**Goal of the exercise:**
Repeat, without any change, the entries presented below.

Dataset listings of figures
··········

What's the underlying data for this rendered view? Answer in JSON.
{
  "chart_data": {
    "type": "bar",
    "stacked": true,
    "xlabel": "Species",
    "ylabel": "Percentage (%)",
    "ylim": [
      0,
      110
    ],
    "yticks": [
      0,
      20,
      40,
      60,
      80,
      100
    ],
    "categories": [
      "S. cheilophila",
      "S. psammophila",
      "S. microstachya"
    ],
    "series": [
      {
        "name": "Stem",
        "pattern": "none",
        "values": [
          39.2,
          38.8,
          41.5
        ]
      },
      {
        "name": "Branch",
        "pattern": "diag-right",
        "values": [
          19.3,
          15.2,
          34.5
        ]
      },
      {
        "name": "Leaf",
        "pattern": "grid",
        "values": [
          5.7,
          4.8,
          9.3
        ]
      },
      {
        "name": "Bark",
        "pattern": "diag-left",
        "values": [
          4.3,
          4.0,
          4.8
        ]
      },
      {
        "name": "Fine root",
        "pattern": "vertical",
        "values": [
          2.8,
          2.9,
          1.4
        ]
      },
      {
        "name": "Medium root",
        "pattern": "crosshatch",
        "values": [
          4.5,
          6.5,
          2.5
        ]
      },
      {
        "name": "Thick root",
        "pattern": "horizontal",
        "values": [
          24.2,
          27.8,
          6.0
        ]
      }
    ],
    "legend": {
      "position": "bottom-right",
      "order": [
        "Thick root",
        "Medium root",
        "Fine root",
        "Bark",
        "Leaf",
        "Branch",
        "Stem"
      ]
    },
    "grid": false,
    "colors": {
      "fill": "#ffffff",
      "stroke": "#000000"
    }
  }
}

··········

**Solution to this problem:**
What's the underlying data for this rendered view? Answer in JSON.
{
  "chart_data": {
    "type": "bar",
    "stacked": true,
    "xlabel": "Species",
    "ylabel": "Percentage (%)",
    "ylim": [
      0,
      110
    ],
    "yticks": [
      0,
      20,
      40,
      60,
      80,
      100
    ],
    "categories": [
      "S. cheilophila",
      "S. psammophila",
      "S. microstachya"
    ],
    "series": [
      {
        "name": "Stem",
        "pattern": "none",
        "values": [
          39.2,
          38.8,
          41.5
        ]
      },
      {
        "name": "Branch",
        "pattern": "diag-right",
        "values": [
          19.3,
          15.2,
          34.5
        ]
      },
      {
        "name": "Leaf",
        "pattern": "grid",
        "values": [
          5.7,
          4.8,
          9.3
        ]
      },
      {
        "name": "Bark",
        "pattern": "diag-left",
        "values": [
          4.3,
          4.0,
          4.8
        ]
      },
      {
        "name": "Fine root",
        "pattern": "vertical",
        "values": [
          2.8,
          2.9,
          1.4
        ]
      },
      {
        "name": "Medium root",
        "pattern": "crosshatch",
        "values": [
          4.5,
          6.5,
          2.5
        ]
      },
      {
        "name": "Thick root",
        "pattern": "horizontal",
        "values": [
          24.2,
          27.8,
          6.0
        ]
      }
    ],
    "legend": {
      "position": "bottom-right",
      "order": [
        "Thick root",
        "Medium root",
        "Fine root",
        "Bark",
        "Leaf",
        "Branch",
        "Stem"
      ]
    },
    "grid": false,
    "colors": {
      "fill": "#ffffff",
      "stroke": "#000000"
    }
  }
}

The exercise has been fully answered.